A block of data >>
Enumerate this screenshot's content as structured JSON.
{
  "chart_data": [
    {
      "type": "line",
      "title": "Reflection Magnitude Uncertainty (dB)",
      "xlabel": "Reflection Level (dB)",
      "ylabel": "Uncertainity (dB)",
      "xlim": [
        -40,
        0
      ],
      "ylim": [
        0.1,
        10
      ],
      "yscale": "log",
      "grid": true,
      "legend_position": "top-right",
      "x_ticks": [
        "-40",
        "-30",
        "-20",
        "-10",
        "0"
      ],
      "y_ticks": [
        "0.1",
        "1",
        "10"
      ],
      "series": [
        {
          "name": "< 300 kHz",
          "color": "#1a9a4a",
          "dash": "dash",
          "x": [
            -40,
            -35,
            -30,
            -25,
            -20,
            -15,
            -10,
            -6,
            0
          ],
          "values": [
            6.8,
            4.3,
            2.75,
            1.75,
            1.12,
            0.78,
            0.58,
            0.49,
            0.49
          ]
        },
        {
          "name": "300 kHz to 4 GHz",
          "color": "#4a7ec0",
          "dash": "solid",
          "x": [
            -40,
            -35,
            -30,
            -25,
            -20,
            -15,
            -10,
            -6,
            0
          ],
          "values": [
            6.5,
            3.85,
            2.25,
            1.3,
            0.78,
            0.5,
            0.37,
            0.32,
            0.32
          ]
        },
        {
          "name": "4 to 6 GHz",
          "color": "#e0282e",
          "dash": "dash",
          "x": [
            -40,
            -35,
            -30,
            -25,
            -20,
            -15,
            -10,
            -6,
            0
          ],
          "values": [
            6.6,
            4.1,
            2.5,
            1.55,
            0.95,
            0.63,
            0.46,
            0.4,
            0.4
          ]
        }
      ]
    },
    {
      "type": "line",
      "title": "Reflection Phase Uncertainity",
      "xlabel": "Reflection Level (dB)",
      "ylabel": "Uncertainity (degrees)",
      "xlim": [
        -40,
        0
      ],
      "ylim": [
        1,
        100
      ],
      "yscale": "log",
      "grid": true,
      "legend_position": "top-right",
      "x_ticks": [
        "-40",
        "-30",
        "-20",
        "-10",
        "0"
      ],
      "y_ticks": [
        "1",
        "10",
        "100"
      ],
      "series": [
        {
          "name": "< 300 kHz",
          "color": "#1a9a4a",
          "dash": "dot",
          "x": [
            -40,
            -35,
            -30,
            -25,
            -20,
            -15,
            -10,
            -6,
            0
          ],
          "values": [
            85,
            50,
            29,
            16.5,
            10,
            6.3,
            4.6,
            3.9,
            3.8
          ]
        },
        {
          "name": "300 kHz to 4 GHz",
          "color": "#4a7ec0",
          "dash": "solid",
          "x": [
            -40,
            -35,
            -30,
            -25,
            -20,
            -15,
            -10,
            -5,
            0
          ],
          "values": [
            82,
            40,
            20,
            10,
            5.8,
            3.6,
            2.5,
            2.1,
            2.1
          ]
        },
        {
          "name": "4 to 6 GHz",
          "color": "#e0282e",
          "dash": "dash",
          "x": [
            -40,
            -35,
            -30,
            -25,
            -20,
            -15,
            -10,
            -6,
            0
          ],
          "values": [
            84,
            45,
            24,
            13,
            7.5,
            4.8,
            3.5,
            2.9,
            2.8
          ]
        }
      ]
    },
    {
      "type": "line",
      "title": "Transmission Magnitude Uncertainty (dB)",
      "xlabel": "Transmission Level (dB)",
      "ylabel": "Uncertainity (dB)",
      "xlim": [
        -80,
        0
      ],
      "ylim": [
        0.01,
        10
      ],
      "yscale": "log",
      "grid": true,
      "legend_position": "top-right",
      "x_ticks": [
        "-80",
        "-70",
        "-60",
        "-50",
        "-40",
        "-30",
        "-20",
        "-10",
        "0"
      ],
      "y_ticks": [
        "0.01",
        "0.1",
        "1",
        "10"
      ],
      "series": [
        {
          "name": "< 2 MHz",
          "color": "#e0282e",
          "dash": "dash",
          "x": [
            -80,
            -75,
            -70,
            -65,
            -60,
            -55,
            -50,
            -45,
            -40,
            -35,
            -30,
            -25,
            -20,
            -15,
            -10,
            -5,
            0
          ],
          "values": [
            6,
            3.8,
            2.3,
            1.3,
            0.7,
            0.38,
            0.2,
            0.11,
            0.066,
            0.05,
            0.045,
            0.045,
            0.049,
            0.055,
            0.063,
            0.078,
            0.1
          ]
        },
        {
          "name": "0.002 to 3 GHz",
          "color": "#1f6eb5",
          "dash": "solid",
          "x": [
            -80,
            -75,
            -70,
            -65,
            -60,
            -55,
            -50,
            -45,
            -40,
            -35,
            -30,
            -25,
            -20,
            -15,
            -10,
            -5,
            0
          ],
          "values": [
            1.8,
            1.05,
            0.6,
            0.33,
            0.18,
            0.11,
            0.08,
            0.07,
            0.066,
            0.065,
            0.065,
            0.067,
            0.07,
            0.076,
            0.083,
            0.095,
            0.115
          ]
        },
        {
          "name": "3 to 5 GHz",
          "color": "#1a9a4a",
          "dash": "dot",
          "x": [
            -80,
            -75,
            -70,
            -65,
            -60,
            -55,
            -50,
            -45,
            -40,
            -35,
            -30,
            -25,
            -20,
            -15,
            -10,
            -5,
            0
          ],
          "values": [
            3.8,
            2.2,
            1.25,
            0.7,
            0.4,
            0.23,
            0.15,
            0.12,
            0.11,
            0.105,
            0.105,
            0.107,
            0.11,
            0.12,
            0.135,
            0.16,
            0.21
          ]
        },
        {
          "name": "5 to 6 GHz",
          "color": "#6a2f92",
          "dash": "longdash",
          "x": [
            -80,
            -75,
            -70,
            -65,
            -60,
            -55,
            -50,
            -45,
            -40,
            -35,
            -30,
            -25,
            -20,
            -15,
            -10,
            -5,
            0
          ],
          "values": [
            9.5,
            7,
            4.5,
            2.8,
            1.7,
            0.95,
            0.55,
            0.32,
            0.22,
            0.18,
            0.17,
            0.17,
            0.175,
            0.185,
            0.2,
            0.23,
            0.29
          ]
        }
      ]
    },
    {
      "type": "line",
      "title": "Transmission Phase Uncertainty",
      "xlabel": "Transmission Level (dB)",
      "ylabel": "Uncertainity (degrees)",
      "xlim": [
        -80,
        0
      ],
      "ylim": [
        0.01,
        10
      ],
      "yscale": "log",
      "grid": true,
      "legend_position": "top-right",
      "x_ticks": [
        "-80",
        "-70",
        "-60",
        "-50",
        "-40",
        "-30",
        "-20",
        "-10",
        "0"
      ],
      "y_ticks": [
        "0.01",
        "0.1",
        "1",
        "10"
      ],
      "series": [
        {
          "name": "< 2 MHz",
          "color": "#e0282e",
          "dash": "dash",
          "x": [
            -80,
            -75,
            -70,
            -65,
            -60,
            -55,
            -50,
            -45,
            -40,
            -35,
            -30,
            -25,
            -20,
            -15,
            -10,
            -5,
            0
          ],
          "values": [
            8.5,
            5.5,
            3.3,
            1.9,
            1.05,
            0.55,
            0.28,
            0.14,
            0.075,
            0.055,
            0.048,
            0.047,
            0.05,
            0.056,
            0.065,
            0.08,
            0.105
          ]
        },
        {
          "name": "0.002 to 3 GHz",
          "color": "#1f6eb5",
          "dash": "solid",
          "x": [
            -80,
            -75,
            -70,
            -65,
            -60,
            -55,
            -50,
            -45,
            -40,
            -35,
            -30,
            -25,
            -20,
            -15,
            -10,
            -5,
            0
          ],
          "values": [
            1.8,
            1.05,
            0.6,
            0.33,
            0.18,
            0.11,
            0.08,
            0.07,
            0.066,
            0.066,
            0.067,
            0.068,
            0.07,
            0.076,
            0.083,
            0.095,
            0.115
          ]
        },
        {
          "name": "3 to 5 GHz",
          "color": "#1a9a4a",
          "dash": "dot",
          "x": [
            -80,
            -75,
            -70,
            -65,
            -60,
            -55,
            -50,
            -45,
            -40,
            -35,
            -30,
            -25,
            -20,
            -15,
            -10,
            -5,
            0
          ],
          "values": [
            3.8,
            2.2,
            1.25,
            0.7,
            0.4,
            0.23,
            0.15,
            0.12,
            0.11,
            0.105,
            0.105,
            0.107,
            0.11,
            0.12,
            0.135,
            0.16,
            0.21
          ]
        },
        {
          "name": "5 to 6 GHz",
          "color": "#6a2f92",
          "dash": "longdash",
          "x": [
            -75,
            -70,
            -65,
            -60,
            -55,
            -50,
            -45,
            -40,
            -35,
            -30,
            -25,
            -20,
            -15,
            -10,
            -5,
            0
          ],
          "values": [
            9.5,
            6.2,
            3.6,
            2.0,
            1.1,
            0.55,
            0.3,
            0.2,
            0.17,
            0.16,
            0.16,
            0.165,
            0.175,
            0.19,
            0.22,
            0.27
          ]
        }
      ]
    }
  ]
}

GOAL OF THE EXERCISE >>
Isolate each line of the listing above that includes "Magnitude". Copy it.

EXERCISE ANSWER >>
      "title": "Reflection Magnitude Uncertainty (dB)",
      "title": "Transmission Magnitude Uncertainty (dB)",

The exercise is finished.